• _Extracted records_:
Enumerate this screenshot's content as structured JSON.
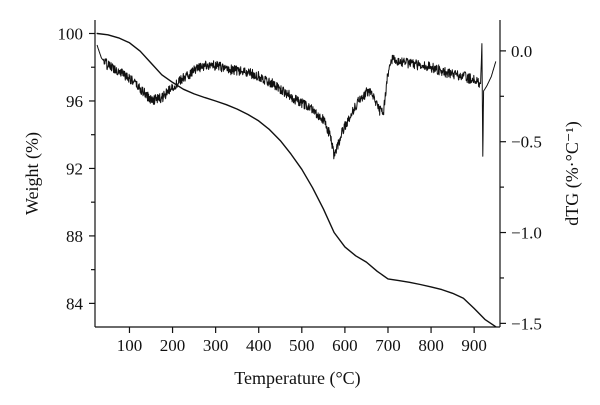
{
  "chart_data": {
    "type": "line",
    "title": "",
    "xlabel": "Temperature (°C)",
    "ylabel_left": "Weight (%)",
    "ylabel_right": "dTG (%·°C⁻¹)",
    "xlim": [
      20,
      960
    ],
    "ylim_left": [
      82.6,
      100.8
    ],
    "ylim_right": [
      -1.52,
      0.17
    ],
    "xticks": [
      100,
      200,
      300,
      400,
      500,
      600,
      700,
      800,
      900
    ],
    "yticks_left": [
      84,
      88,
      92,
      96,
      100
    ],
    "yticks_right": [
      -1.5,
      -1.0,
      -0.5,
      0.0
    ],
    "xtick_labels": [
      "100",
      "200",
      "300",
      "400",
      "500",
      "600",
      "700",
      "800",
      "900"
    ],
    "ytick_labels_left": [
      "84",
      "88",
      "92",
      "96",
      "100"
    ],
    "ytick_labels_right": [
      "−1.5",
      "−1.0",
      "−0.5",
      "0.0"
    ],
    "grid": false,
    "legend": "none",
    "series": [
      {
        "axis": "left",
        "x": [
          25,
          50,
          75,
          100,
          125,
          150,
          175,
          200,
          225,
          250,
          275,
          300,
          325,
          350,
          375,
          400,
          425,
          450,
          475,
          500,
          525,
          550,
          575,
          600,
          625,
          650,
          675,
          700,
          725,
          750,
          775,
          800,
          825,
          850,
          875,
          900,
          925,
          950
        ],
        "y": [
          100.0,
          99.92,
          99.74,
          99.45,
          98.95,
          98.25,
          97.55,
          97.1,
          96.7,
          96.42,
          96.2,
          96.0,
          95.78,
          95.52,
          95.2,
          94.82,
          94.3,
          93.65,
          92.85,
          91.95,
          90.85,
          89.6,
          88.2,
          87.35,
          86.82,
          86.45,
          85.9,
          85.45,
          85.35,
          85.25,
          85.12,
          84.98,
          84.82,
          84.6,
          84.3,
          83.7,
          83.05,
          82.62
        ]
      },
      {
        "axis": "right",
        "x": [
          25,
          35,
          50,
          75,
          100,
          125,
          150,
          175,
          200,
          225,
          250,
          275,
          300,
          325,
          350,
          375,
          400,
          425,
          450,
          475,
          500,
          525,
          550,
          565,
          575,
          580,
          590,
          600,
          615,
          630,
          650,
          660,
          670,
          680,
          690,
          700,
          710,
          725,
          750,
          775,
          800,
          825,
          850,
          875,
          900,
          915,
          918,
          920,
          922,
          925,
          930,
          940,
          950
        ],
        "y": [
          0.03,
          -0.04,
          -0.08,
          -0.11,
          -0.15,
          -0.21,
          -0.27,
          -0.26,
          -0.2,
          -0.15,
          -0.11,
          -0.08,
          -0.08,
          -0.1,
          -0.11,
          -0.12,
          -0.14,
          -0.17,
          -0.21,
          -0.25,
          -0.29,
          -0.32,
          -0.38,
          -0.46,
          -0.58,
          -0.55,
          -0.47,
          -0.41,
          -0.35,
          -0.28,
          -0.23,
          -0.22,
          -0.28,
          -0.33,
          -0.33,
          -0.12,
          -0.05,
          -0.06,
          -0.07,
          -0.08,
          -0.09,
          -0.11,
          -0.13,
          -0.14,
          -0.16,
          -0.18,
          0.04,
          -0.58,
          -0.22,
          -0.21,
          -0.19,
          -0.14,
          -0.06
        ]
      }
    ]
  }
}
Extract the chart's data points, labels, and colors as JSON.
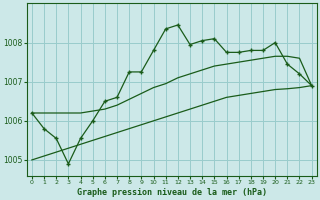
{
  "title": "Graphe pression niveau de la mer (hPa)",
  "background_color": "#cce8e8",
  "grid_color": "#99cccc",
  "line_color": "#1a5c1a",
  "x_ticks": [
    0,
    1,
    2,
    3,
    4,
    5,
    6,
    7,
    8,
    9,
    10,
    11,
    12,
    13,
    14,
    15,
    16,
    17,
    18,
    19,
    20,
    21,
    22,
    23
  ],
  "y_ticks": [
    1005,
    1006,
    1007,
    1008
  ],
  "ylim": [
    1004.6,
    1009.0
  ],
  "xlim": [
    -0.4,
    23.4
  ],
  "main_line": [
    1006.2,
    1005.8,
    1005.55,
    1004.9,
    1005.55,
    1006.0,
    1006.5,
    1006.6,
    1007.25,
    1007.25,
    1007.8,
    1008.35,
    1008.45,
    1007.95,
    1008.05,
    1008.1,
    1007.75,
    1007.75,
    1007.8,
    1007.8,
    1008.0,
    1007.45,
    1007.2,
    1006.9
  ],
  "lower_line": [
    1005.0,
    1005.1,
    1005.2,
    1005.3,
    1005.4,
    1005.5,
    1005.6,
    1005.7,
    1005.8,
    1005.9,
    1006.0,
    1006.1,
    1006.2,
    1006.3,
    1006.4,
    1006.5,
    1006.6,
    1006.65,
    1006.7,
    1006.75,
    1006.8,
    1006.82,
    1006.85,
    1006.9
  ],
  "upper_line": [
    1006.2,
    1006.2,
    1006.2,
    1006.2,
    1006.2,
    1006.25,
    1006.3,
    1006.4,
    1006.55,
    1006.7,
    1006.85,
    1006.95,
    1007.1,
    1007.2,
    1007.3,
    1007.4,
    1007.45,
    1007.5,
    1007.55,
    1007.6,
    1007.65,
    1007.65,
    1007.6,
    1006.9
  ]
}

---

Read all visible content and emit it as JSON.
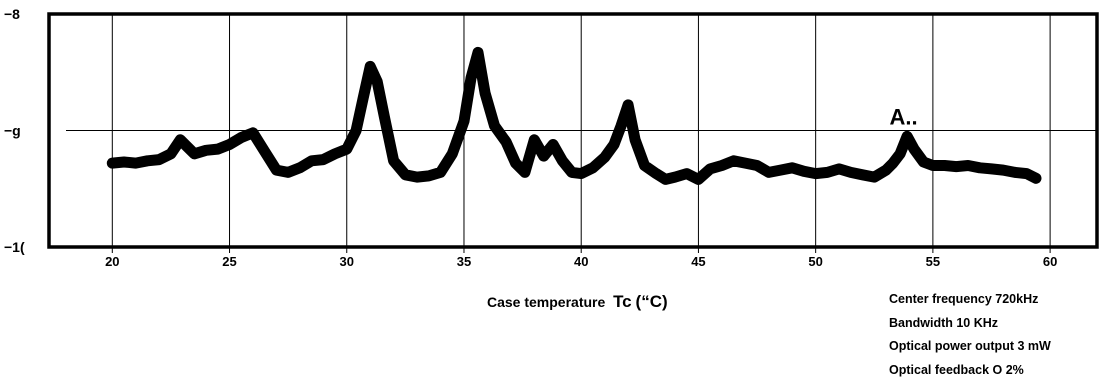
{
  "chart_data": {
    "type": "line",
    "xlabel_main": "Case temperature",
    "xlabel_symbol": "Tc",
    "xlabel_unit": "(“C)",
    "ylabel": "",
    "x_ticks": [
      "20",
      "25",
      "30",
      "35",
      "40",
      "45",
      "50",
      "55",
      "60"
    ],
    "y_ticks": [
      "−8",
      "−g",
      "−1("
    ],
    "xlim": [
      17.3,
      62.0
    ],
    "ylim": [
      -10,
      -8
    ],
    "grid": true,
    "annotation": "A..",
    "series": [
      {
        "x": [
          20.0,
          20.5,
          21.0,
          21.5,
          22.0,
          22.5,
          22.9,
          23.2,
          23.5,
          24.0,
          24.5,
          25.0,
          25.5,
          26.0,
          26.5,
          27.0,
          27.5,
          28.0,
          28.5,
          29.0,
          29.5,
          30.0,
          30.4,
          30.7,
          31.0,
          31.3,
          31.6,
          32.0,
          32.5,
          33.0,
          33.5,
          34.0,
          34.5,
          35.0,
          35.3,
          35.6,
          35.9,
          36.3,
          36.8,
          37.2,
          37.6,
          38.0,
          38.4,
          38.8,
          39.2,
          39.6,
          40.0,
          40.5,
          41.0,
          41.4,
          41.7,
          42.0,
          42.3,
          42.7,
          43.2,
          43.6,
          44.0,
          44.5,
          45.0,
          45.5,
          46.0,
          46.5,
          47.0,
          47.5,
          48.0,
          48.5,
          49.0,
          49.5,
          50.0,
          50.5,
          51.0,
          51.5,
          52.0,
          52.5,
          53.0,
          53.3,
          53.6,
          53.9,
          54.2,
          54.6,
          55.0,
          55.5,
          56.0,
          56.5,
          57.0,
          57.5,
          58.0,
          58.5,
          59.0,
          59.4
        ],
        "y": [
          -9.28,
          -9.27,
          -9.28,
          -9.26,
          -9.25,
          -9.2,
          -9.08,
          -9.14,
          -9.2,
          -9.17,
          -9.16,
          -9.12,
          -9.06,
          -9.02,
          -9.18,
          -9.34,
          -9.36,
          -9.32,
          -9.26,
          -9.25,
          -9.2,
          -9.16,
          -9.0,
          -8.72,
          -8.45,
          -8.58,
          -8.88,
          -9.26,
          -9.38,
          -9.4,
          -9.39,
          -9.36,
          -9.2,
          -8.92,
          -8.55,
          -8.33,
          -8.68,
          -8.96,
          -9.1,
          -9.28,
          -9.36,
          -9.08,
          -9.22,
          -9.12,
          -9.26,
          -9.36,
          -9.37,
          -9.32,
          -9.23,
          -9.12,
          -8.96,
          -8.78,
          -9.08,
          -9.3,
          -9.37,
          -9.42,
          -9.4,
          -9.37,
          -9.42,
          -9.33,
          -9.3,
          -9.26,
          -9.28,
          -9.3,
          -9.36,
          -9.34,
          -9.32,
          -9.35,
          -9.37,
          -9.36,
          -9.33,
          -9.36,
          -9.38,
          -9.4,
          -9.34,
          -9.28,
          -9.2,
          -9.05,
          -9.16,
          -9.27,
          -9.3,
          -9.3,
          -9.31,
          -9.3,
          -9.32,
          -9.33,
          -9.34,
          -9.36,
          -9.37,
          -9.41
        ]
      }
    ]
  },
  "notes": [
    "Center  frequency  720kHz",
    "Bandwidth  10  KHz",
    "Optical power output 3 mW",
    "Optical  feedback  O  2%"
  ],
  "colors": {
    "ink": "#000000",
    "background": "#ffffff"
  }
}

• _Exercise brief_: Pull out every line of the records that includes the string "title".

• _Answer for this exercise_:
    "title": "",
  "title": "Graphe pression niveau de la mer (hPa)",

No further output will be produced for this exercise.